Stored data
== == ==

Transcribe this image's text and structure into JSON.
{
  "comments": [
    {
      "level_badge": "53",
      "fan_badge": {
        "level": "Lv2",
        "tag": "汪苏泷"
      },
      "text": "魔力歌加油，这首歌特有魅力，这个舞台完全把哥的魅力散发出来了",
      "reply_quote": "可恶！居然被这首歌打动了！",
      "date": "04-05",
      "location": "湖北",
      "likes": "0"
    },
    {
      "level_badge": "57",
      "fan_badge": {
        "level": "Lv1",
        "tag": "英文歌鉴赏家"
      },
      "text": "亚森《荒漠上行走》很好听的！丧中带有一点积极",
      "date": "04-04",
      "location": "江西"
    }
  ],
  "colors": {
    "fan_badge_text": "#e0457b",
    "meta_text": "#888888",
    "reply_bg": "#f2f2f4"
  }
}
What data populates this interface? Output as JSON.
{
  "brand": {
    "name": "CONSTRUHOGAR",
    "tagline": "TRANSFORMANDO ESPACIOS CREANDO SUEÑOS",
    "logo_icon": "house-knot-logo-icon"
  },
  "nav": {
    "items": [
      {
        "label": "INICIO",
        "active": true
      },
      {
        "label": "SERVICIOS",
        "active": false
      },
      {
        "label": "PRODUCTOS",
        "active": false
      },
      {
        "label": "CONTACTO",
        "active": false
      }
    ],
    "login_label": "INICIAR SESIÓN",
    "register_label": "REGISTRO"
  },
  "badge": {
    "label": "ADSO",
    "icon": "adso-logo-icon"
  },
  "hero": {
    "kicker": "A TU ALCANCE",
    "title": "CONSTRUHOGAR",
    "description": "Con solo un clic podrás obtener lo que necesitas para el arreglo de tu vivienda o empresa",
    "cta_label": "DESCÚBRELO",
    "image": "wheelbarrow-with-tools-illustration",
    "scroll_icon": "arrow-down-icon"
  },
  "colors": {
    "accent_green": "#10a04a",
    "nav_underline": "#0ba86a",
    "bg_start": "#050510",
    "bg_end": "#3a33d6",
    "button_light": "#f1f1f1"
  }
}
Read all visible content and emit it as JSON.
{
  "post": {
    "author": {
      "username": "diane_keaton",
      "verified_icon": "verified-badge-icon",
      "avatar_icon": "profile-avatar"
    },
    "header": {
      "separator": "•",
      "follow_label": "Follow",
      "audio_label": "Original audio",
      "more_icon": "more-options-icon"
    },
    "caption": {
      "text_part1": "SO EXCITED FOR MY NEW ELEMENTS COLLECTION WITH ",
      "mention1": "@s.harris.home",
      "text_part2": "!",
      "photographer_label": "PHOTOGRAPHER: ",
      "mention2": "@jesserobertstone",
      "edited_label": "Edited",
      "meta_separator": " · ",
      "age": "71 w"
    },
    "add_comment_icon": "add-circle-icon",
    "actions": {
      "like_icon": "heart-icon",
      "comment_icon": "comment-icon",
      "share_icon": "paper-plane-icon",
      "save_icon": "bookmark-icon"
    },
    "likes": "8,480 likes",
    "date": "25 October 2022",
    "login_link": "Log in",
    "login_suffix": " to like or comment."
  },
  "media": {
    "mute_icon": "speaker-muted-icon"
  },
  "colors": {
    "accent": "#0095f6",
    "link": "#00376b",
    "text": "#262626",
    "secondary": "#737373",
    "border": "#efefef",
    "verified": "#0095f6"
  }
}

== == ==

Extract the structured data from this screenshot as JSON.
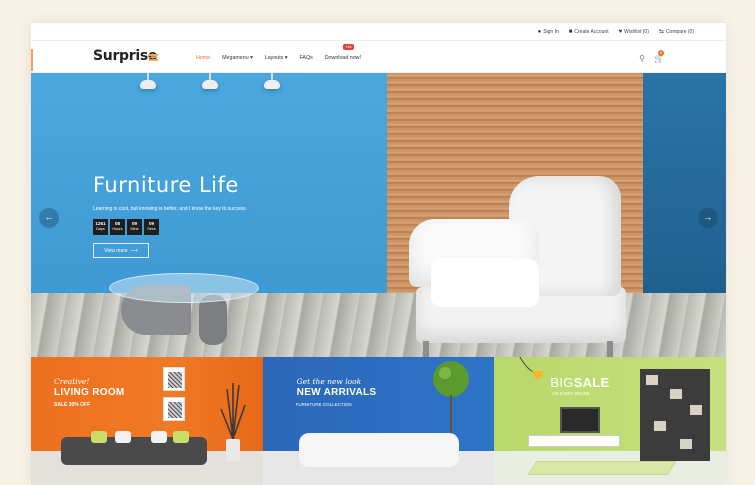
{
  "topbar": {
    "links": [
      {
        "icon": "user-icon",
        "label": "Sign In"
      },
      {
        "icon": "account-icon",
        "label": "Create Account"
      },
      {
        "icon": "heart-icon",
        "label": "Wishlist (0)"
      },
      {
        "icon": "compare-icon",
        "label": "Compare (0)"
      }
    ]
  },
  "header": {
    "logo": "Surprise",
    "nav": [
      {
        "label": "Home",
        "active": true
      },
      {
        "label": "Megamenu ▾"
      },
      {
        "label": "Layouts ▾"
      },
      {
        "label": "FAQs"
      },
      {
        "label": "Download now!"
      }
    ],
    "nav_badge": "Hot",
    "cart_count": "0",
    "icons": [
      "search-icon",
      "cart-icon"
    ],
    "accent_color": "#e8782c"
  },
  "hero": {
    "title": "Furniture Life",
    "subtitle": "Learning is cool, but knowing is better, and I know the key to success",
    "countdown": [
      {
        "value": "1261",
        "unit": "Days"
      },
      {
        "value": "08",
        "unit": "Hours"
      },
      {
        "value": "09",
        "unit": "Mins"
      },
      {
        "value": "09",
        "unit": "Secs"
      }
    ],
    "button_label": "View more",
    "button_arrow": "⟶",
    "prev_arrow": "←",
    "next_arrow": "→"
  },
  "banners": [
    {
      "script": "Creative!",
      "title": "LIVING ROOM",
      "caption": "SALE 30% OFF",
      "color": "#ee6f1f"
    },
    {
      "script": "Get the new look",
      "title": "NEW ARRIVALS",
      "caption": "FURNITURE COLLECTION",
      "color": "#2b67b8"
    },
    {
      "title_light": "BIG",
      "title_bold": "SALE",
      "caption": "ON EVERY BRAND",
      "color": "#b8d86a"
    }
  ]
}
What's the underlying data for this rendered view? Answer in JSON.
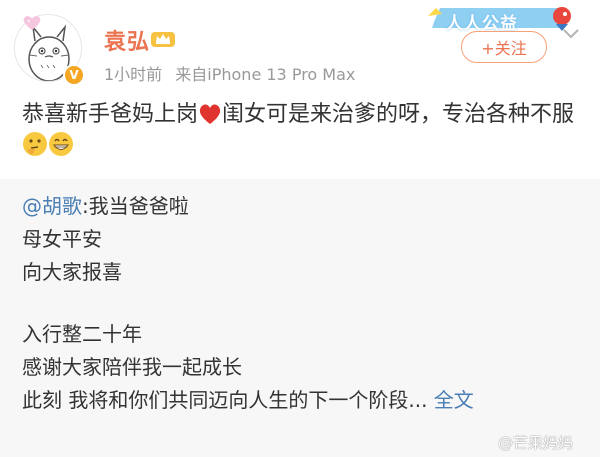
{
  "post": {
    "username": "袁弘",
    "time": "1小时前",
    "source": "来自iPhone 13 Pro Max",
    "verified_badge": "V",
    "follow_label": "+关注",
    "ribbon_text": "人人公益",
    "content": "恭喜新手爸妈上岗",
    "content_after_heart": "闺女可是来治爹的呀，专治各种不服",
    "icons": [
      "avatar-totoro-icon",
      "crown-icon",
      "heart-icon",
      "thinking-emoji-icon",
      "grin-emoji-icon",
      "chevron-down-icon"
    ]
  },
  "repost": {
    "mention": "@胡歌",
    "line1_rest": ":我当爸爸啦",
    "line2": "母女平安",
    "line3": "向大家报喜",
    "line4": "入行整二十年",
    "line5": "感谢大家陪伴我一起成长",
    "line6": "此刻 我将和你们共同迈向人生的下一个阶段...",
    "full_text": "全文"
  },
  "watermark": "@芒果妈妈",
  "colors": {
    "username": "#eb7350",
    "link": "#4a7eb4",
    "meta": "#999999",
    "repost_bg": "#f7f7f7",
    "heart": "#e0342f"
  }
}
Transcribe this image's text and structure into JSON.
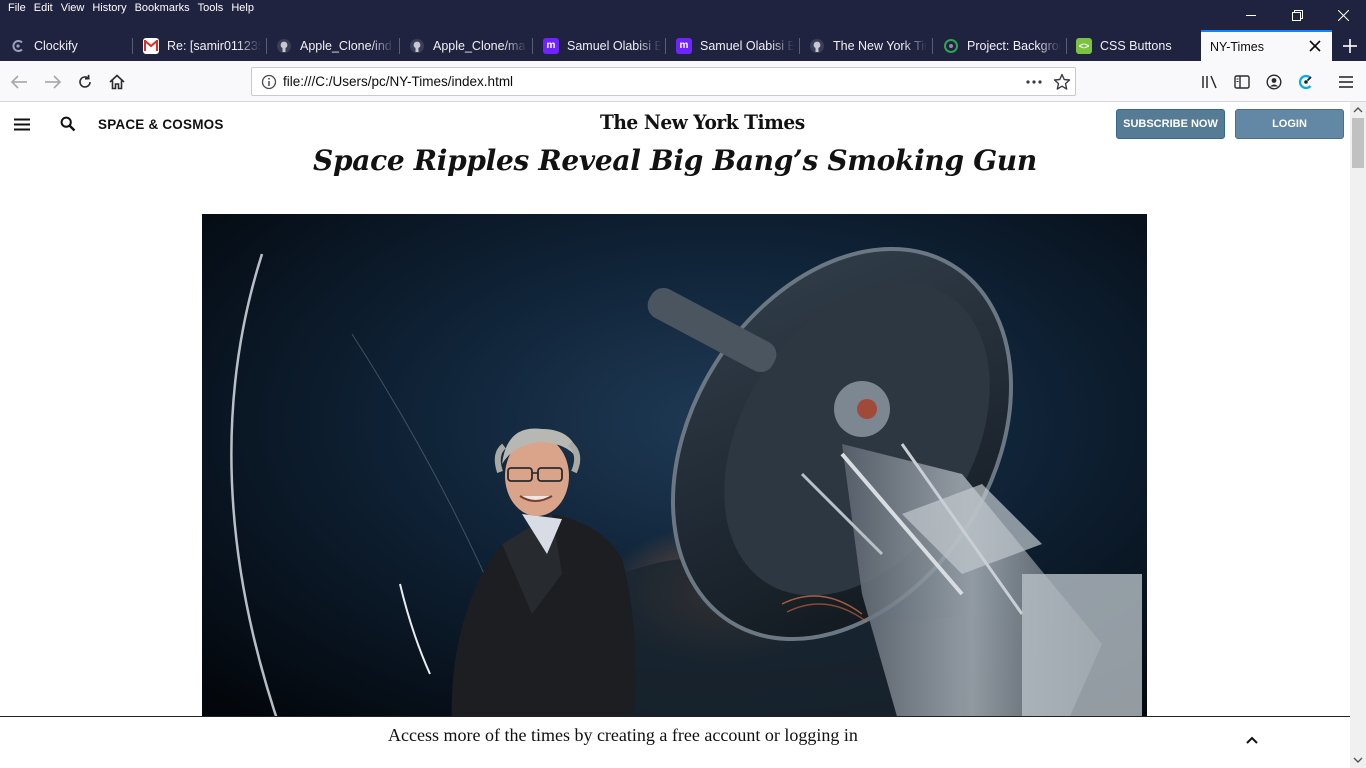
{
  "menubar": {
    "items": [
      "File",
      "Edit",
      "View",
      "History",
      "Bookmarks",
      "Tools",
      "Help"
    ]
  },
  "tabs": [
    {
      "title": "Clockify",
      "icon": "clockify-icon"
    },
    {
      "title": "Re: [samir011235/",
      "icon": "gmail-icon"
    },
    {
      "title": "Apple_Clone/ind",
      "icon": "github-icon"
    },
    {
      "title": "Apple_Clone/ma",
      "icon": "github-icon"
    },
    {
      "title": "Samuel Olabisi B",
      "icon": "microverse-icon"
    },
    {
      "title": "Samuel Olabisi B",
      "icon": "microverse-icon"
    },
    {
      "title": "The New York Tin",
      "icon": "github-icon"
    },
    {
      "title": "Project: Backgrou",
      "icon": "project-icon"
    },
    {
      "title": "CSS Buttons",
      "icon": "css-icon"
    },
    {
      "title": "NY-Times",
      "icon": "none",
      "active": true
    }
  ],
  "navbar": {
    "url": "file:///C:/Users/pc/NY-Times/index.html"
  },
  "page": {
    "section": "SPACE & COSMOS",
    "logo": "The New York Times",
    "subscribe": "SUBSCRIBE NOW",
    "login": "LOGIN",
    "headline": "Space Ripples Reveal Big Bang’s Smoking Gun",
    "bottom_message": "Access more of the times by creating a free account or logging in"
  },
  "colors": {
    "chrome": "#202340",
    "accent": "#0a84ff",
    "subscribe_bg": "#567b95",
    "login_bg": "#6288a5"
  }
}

== == ==

State how many lines in the entries above include the word "value"; reply with the number alone.

- **Exercise result**:
4